■ Exercise goal:
What is needed here is an exact copy of every entry.
★ ★ ★ ★ ★
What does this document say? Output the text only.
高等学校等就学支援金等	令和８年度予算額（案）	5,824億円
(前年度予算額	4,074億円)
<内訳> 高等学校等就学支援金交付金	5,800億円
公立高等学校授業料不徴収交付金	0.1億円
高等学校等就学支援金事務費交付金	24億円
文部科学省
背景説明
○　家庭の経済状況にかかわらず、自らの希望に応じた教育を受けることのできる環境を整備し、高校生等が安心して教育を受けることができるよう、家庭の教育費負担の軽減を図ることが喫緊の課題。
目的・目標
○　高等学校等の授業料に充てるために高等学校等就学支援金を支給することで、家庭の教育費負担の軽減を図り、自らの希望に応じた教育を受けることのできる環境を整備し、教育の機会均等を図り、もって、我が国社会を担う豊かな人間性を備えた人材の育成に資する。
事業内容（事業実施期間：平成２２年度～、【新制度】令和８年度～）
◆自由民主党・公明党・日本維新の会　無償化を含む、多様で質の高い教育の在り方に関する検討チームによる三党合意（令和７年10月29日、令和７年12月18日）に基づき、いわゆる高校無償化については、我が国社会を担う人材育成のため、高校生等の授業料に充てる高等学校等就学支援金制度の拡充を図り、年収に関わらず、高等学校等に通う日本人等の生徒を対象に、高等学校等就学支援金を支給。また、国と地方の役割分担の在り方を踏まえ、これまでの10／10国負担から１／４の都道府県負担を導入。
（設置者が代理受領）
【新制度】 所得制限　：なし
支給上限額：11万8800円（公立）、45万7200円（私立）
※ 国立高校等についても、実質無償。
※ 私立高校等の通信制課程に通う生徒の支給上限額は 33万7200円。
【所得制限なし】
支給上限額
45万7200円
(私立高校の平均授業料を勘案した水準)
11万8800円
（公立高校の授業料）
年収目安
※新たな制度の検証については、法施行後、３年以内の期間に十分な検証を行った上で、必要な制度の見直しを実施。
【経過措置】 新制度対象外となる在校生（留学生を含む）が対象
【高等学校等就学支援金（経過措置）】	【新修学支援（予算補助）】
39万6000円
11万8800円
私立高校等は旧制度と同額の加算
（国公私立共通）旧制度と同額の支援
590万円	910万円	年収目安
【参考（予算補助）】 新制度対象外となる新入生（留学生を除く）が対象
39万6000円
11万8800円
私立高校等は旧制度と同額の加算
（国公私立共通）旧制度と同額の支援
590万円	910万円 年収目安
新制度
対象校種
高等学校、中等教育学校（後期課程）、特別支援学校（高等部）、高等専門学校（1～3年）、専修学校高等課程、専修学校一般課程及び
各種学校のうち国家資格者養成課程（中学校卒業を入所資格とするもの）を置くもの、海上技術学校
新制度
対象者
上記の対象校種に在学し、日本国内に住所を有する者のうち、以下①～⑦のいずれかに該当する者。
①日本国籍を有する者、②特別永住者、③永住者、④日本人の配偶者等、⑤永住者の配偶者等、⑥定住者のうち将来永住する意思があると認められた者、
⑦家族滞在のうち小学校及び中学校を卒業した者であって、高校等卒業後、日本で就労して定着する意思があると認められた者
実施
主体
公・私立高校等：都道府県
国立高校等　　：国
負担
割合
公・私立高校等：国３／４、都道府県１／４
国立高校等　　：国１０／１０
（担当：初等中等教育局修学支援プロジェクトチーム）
★ ★ ★ ★ ★
■ Result:
What does this document say? Output the text only.
高等学校等就学支援金等	令和８年度予算額（案）	5,824億円
(前年度予算額	4,074億円)
<内訳> 高等学校等就学支援金交付金	5,800億円
公立高等学校授業料不徴収交付金	0.1億円
高等学校等就学支援金事務費交付金	24億円
文部科学省
背景説明
○　家庭の経済状況にかかわらず、自らの希望に応じた教育を受けることのできる環境を整備し、高校生等が安心して教育を受けることができるよう、家庭の教育費負担の軽減を図ることが喫緊の課題。
目的・目標
○　高等学校等の授業料に充てるために高等学校等就学支援金を支給することで、家庭の教育費負担の軽減を図り、自らの希望に応じた教育を受けることのできる環境を整備し、教育の機会均等を図り、もって、我が国社会を担う豊かな人間性を備えた人材の育成に資する。
事業内容（事業実施期間：平成２２年度～、【新制度】令和８年度～）
◆自由民主党・公明党・日本維新の会　無償化を含む、多様で質の高い教育の在り方に関する検討チームによる三党合意（令和７年10月29日、令和７年12月18日）に基づき、いわゆる高校無償化については、我が国社会を担う人材育成のため、高校生等の授業料に充てる高等学校等就学支援金制度の拡充を図り、年収に関わらず、高等学校等に通う日本人等の生徒を対象に、高等学校等就学支援金を支給。また、国と地方の役割分担の在り方を踏まえ、これまでの10／10国負担から１／４の都道府県負担を導入。
（設置者が代理受領）
【新制度】 所得制限　：なし
支給上限額：11万8800円（公立）、45万7200円（私立）
※ 国立高校等についても、実質無償。
※ 私立高校等の通信制課程に通う生徒の支給上限額は 33万7200円。
【所得制限なし】
支給上限額
45万7200円
(私立高校の平均授業料を勘案した水準)
11万8800円
（公立高校の授業料）
年収目安
※新たな制度の検証については、法施行後、３年以内の期間に十分な検証を行った上で、必要な制度の見直しを実施。
【経過措置】 新制度対象外となる在校生（留学生を含む）が対象
【高等学校等就学支援金（経過措置）】	【新修学支援（予算補助）】
39万6000円
11万8800円
私立高校等は旧制度と同額の加算
（国公私立共通）旧制度と同額の支援
590万円	910万円	年収目安
【参考（予算補助）】 新制度対象外となる新入生（留学生を除く）が対象
39万6000円
11万8800円
私立高校等は旧制度と同額の加算
（国公私立共通）旧制度と同額の支援
590万円	910万円 年収目安
新制度
対象校種
高等学校、中等教育学校（後期課程）、特別支援学校（高等部）、高等専門学校（1～3年）、専修学校高等課程、専修学校一般課程及び
各種学校のうち国家資格者養成課程（中学校卒業を入所資格とするもの）を置くもの、海上技術学校
新制度
対象者
上記の対象校種に在学し、日本国内に住所を有する者のうち、以下①～⑦のいずれかに該当する者。
①日本国籍を有する者、②特別永住者、③永住者、④日本人の配偶者等、⑤永住者の配偶者等、⑥定住者のうち将来永住する意思があると認められた者、
⑦家族滞在のうち小学校及び中学校を卒業した者であって、高校等卒業後、日本で就労して定着する意思があると認められた者
実施
主体
公・私立高校等：都道府県
国立高校等　　：国
負担
割合
公・私立高校等：国３／４、都道府県１／４
国立高校等　　：国１０／１０
（担当：初等中等教育局修学支援プロジェクトチーム）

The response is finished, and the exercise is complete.